- [Required work]:
Return the material word for word. Do not include the pictures.

- [Extracted records]:
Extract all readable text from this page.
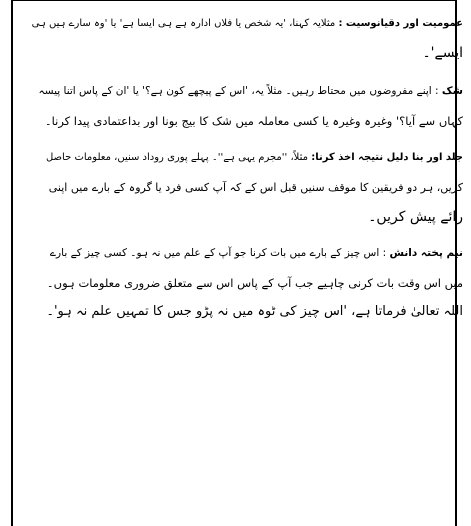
عمومیت اور دقیانوسیت : مثلایہ کہنا، 'یہ شخص یا فلاں ادارہ ہے ہی ایسا ہے' یا 'وہ سارے ہیں ہی
ایسے'۔
شک : اپنے مفروضوں میں محتاط رہیں۔ مثلاً یہ، 'اس کے پیچھے کون ہے؟' یا 'ان کے پاس اتنا پیسہ
کہاں سے آیا؟' وغیرہ وغیرہ یا کسی معاملہ میں شک کا بیج بونا اور بداعتمادی پیدا کرنا۔
جلد اور بنا دلیل نتیجہ اخذ کرنا: مثلاً، ''مجرم یہی ہے''۔ پہلے پوری روداد سنیں، معلومات حاصل
کریں، ہر دو فریقین کا موقف سنیں قبل اس کے کہ آپ کسی فرد یا گروہ کے بارے میں اپنی
رائے پیش کریں۔
نیم پختہ دانش : اس چیز کے بارے میں بات کرنا جو آپ کے علم میں نہ ہو۔ کسی چیز کے بارے
میں اس وقت بات کرنی چاہیے جب آپ کے پاس اس سے متعلق ضروری معلومات ہوں۔
اللہ تعالیٰ فرماتا ہے، 'اس چیز کی ٹوہ میں نہ پڑو جس کا تمہیں علم نہ ہو'۔
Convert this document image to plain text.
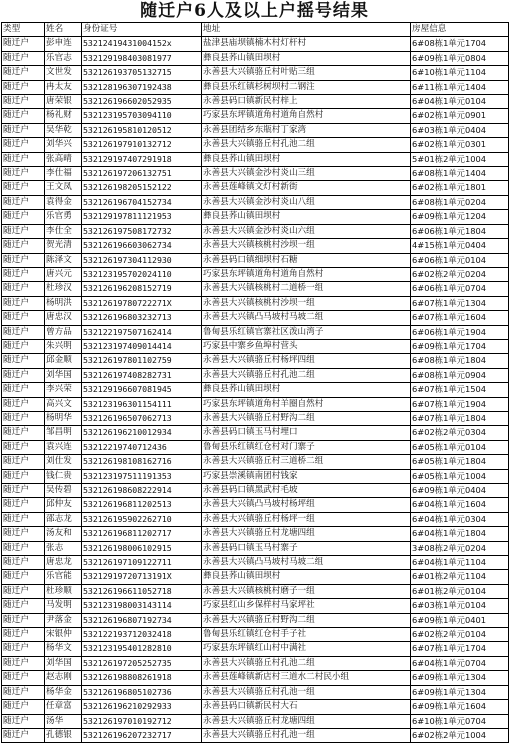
随迁户6人及以上户摇号结果
类型	姓名	身份证号	地址	房屋信息
随迁户	彭申连	53212419431004152x	盐津县庙坝镇楠木村灯杆村	6#08栋1单元1704
随迁户	乐官志	532129198403081977	彝良县荞山镇田坝村	6#09栋1单元0804
随迁户	文世发	532126193705132715	永善县大兴镇骆丘村叶贴三组	6#10栋1单元1104
随迁户	冉太友	532128196307192438	彝良县乐红镇杉树坝村二钢注	6#11栋1单元1404
随迁户	唐荣银	532126196602052935	永善县码口镇新民村梓上	6#04栋1单元0104
随迁户	杨礼财	532123195703094110	巧家县东坪镇道角村道角自然村	6#02栋1单元0901
随迁户	吴华乾	532126195810120512	永善县团结乡东瓶村丁家湾	6#03栋1单元0404
随迁户	刘华兴	532126197910132712	永善县大兴镇骆丘村孔池二组	6#02栋1单元0301
随迁户	张高晴	532129197407291918	彝良县荞山镇田坝村	5#01栋2单元1004
随迁户	李仕福	532126197206132751	永善县大兴镇金沙村炎山三组	6#08栋1单元1404
随迁户	王文凤	532126198205152122	永善县莲峰镇文灯村新街	6#02栋1单元1801
随迁户	袁得金	532126196704152734	永善县大兴镇金沙村炎山八组	6#08栋1单元0204
随迁户	乐官勇	532129197811121953	彝良县荞山镇田坝村	6#09栋1单元1204
随迁户	李仕全	532126197508172732	永善县大兴镇金沙村炎山六组	6#06栋1单元1804
随迁户	贺光清	532126196603062734	永善县大兴镇核桃村沙坝一组	4#15栋1单元0404
随迁户	陈泽文	532126197304112930	永善县码口镇细坝村石糖	6#06栋1单元0104
随迁户	唐兴元	532123195702024110	巧家县东坪镇道角村道角自然村	6#02栋2单元0204
随迁户	杜珍汉	532126196208152719	永善县大兴镇核桃村二道桥一组	6#06栋1单元0704
随迁户	杨明洪	53212619780722271X	永善县大兴镇核桃村沙坝一组	6#07栋1单元1304
随迁户	唐忠汉	532126196803232713	永善县大兴镇凸马坡村马坡二组	6#07栋1单元1604
随迁户	曾方品	532122197507162414	鲁甸县乐红镇官寨社区泼山湾子	6#06栋1单元1904
随迁户	朱兴明	532123197409014414	巧家县中寨乡鱼埠村营头	6#09栋1单元1704
随迁户	邱金顺	532126197801102759	永善县大兴镇骆丘村杨坪四组	6#08栋1单元1804
随迁户	刘华国	532126197408282731	永善县大兴镇骆丘村孔池二组	6#08栋1单元0904
随迁户	李兴荣	532129196607081945	彝良县荞山镇田坝村	6#07栋1单元1504
随迁户	高兴文	532123196301154111	巧家县东坪镇道角村羊圈自然村	6#07栋1单元1904
随迁户	杨明华	532126196507062713	永善县大兴镇骆丘村野沟二组	6#07栋1单元1804
随迁户	邹昌明	532126196210012934	永善县码口镇玉马村埋口	6#02栋2单元0304
随迁户	袁兴连	53212219740712436	鲁甸县乐红镇红仓村对门寨子	6#05栋1单元0104
随迁户	刘仕发	532126198108162716	永善县大兴镇骆丘村三道桥二组	6#05栋1单元1804
随迁户	钱仁贵	532123197511191353	巧家县崇溪镇南团村钱家	6#05栋1单元1004
随迁户	吴传碧	532126198608222914	永善县码口镇黑武村毛坡	6#09栋1单元0404
随迁户	邱仲友	532126196811202513	永善县大兴镇凸马坡村杨坪组	6#04栋1单元1604
随迁户	邵志龙	532126195902262710	永善县大兴镇骆丘村杨坪一组	6#04栋1单元0304
随迁户	汤友和	532126196811202717	永善县大兴镇骆丘村龙塘四组	6#04栋1单元1804
随迁户	张志	532126198006102915	永善县码口镇玉马村寨子	3#08栋2单元0204
随迁户	唐忠龙	532126197109122711	永善县大兴镇凸马坡村马坡二组	6#04栋1单元1104
随迁户	乐官能	53212919720713191X	彝良县荞山镇田坝村	6#01栋2单元1104
随迁户	杜珍顺	532126196611052718	永善县大兴镇核桃村磨子一组	6#01栋2单元0104
随迁户	马发明	532123198003143114	巧家县红山乡保样村马家坪社	6#03栋1单元0104
随迁户	尹落金	532126196807192734	永善县大兴镇骆丘村野沟二组	6#09栋1单元0401
随迁户	宋银仲	532122193712032418	鲁甸县乐红镇红仓村手子社	6#02栋2单元0104
随迁户	杨华文	532123195401282810	巧家县东坪镇红山村中满社	6#07栋1单元1704
随迁户	刘华国	532126197205252735	永善县大兴镇骆丘村孔池二组	6#04栋1单元0704
随迁户	赵志刚	532126198808261918	永善县莲峰镇新店村三道水二村民小组	6#09栋1单元1304
随迁户	杨华金	532126196805102736	永善县大兴镇骆丘村孔池一组	6#09栋1单元1304
随迁户	任章富	532126196210292933	永善县码口镇新民村大石	6#09栋1单元1604
随迁户	汤华	532126197010192712	永善县大兴镇骆丘村龙塘四组	6#10栋1单元0704
随迁户	孔德银	532126196207232717	永善县大兴镇骆丘村孔池一组	6#02栋2单元1004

- [Response to the task]:
Extract all readable text from this page.
عمومیت اور دقیانوسیت : مثلایہ کہنا، 'یہ شخص یا فلاں ادارہ ہے ہی ایسا ہے' یا 'وہ سارے ہیں ہی
ایسے'۔
شک : اپنے مفروضوں میں محتاط رہیں۔ مثلاً یہ، 'اس کے پیچھے کون ہے؟' یا 'ان کے پاس اتنا پیسہ
کہاں سے آیا؟' وغیرہ وغیرہ یا کسی معاملہ میں شک کا بیج بونا اور بداعتمادی پیدا کرنا۔
جلد اور بنا دلیل نتیجہ اخذ کرنا: مثلاً، ''مجرم یہی ہے''۔ پہلے پوری روداد سنیں، معلومات حاصل
کریں، ہر دو فریقین کا موقف سنیں قبل اس کے کہ آپ کسی فرد یا گروہ کے بارے میں اپنی
رائے پیش کریں۔
نیم پختہ دانش : اس چیز کے بارے میں بات کرنا جو آپ کے علم میں نہ ہو۔ کسی چیز کے بارے
میں اس وقت بات کرنی چاہیے جب آپ کے پاس اس سے متعلق ضروری معلومات ہوں۔
اللہ تعالیٰ فرماتا ہے، 'اس چیز کی ٹوہ میں نہ پڑو جس کا تمہیں علم نہ ہو'۔
Convert this document image to plain text.
随迁户6人及以上户摇号结果
类型	姓名	身份证号	地址	房屋信息
随迁户	彭申连	53212419431004152x	盐津县庙坝镇楠木村灯杆村	6#08栋1单元1704
随迁户	乐官志	532129198403081977	彝良县荞山镇田坝村	6#09栋1单元0804
随迁户	文世发	532126193705132715	永善县大兴镇骆丘村叶贴三组	6#10栋1单元1104
随迁户	冉太友	532128196307192438	彝良县乐红镇杉树坝村二钢注	6#11栋1单元1404
随迁户	唐荣银	532126196602052935	永善县码口镇新民村梓上	6#04栋1单元0104
随迁户	杨礼财	532123195703094110	巧家县东坪镇道角村道角自然村	6#02栋1单元0901
随迁户	吴华乾	532126195810120512	永善县团结乡东瓶村丁家湾	6#03栋1单元0404
随迁户	刘华兴	532126197910132712	永善县大兴镇骆丘村孔池二组	6#02栋1单元0301
随迁户	张高晴	532129197407291918	彝良县荞山镇田坝村	5#01栋2单元1004
随迁户	李仕福	532126197206132751	永善县大兴镇金沙村炎山三组	6#08栋1单元1404
随迁户	王文凤	532126198205152122	永善县莲峰镇文灯村新街	6#02栋1单元1801
随迁户	袁得金	532126196704152734	永善县大兴镇金沙村炎山八组	6#08栋1单元0204
随迁户	乐官勇	532129197811121953	彝良县荞山镇田坝村	6#09栋1单元1204
随迁户	李仕全	532126197508172732	永善县大兴镇金沙村炎山六组	6#06栋1单元1804
随迁户	贺光清	532126196603062734	永善县大兴镇核桃村沙坝一组	4#15栋1单元0404
随迁户	陈泽文	532126197304112930	永善县码口镇细坝村石糖	6#06栋1单元0104
随迁户	唐兴元	532123195702024110	巧家县东坪镇道角村道角自然村	6#02栋2单元0204
随迁户	杜珍汉	532126196208152719	永善县大兴镇核桃村二道桥一组	6#06栋1单元0704
随迁户	杨明洪	53212619780722271X	永善县大兴镇核桃村沙坝一组	6#07栋1单元1304
随迁户	唐忠汉	532126196803232713	永善县大兴镇凸马坡村马坡二组	6#07栋1单元1604
随迁户	曾方品	532122197507162414	鲁甸县乐红镇官寨社区泼山湾子	6#06栋1单元1904
随迁户	朱兴明	532123197409014414	巧家县中寨乡鱼埠村营头	6#09栋1单元1704
随迁户	邱金顺	532126197801102759	永善县大兴镇骆丘村杨坪四组	6#08栋1单元1804
随迁户	刘华国	532126197408282731	永善县大兴镇骆丘村孔池二组	6#08栋1单元0904
随迁户	李兴荣	532129196607081945	彝良县荞山镇田坝村	6#07栋1单元1504
随迁户	高兴文	532123196301154111	巧家县东坪镇道角村羊圈自然村	6#07栋1单元1904
随迁户	杨明华	532126196507062713	永善县大兴镇骆丘村野沟二组	6#07栋1单元1804
随迁户	邹昌明	532126196210012934	永善县码口镇玉马村埋口	6#02栋2单元0304
随迁户	袁兴连	53212219740712436	鲁甸县乐红镇红仓村对门寨子	6#05栋1单元0104
随迁户	刘仕发	532126198108162716	永善县大兴镇骆丘村三道桥二组	6#05栋1单元1804
随迁户	钱仁贵	532123197511191353	巧家县崇溪镇南团村钱家	6#05栋1单元1004
随迁户	吴传碧	532126198608222914	永善县码口镇黑武村毛坡	6#09栋1单元0404
随迁户	邱仲友	532126196811202513	永善县大兴镇凸马坡村杨坪组	6#04栋1单元1604
随迁户	邵志龙	532126195902262710	永善县大兴镇骆丘村杨坪一组	6#04栋1单元0304
随迁户	汤友和	532126196811202717	永善县大兴镇骆丘村龙塘四组	6#04栋1单元1804
随迁户	张志	532126198006102915	永善县码口镇玉马村寨子	3#08栋2单元0204
随迁户	唐忠龙	532126197109122711	永善县大兴镇凸马坡村马坡二组	6#04栋1单元1104
随迁户	乐官能	53212919720713191X	彝良县荞山镇田坝村	6#01栋2单元1104
随迁户	杜珍顺	532126196611052718	永善县大兴镇核桃村磨子一组	6#01栋2单元0104
随迁户	马发明	532123198003143114	巧家县红山乡保样村马家坪社	6#03栋1单元0104
随迁户	尹落金	532126196807192734	永善县大兴镇骆丘村野沟二组	6#09栋1单元0401
随迁户	宋银仲	532122193712032418	鲁甸县乐红镇红仓村手子社	6#02栋2单元0104
随迁户	杨华文	532123195401282810	巧家县东坪镇红山村中满社	6#07栋1单元1704
随迁户	刘华国	532126197205252735	永善县大兴镇骆丘村孔池二组	6#04栋1单元0704
随迁户	赵志刚	532126198808261918	永善县莲峰镇新店村三道水二村民小组	6#09栋1单元1304
随迁户	杨华金	532126196805102736	永善县大兴镇骆丘村孔池一组	6#09栋1单元1304
随迁户	任章富	532126196210292933	永善县码口镇新民村大石	6#09栋1单元1604
随迁户	汤华	532126197010192712	永善县大兴镇骆丘村龙塘四组	6#10栋1单元0704
随迁户	孔德银	532126196207232717	永善县大兴镇骆丘村孔池一组	6#02栋2单元1004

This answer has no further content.